-------- Record set

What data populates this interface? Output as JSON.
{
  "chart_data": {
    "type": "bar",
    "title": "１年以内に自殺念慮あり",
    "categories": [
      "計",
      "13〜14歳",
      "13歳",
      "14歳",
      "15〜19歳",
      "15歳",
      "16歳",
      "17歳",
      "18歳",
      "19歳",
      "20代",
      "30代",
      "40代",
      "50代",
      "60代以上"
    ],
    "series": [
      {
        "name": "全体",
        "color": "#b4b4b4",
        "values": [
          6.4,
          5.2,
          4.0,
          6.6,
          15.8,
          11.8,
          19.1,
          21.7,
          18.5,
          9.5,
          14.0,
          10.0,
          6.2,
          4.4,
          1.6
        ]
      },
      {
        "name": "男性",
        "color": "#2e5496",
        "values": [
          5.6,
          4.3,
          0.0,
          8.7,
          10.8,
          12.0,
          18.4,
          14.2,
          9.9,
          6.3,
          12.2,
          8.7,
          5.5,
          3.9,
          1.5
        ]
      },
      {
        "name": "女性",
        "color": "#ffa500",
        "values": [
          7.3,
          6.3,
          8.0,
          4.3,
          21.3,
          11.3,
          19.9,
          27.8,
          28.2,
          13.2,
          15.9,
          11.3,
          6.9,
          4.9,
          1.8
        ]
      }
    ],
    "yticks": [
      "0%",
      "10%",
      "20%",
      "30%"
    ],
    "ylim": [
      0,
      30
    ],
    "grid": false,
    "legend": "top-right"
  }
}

----------------
-------- Record set

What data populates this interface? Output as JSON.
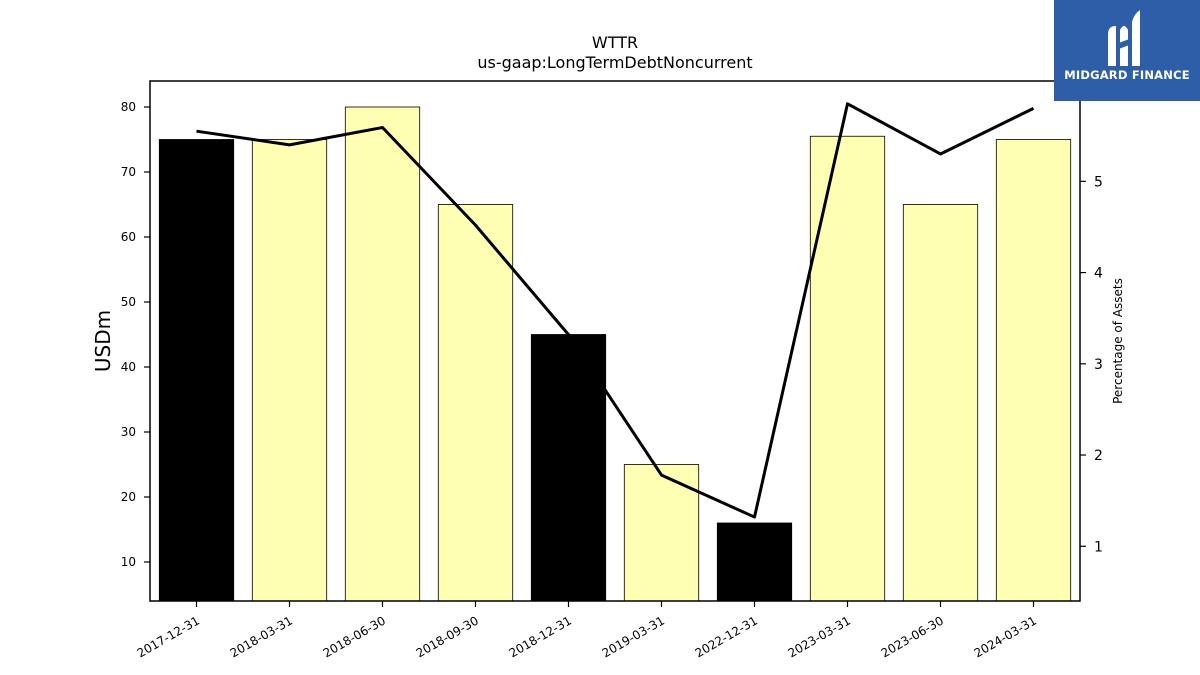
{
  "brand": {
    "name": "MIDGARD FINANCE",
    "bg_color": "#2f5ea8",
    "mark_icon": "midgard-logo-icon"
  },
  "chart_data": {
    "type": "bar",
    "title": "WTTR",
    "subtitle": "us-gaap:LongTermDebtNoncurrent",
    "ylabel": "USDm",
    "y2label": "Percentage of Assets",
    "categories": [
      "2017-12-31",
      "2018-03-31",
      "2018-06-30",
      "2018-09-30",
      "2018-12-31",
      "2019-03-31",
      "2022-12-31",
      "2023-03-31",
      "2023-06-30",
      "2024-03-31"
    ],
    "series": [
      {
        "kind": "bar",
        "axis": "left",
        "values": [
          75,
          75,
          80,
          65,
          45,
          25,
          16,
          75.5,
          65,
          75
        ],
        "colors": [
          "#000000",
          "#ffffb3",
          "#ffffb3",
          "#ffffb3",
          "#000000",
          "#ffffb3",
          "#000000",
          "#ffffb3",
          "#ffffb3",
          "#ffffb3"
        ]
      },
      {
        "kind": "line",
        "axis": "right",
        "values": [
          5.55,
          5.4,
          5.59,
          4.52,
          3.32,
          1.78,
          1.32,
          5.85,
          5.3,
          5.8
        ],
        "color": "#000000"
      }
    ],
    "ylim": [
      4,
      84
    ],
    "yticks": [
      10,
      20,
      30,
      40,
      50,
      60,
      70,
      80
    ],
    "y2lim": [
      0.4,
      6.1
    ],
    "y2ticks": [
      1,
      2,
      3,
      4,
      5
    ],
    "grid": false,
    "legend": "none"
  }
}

----------------

Give only a number: how many lines of the data hold the string "name"?

4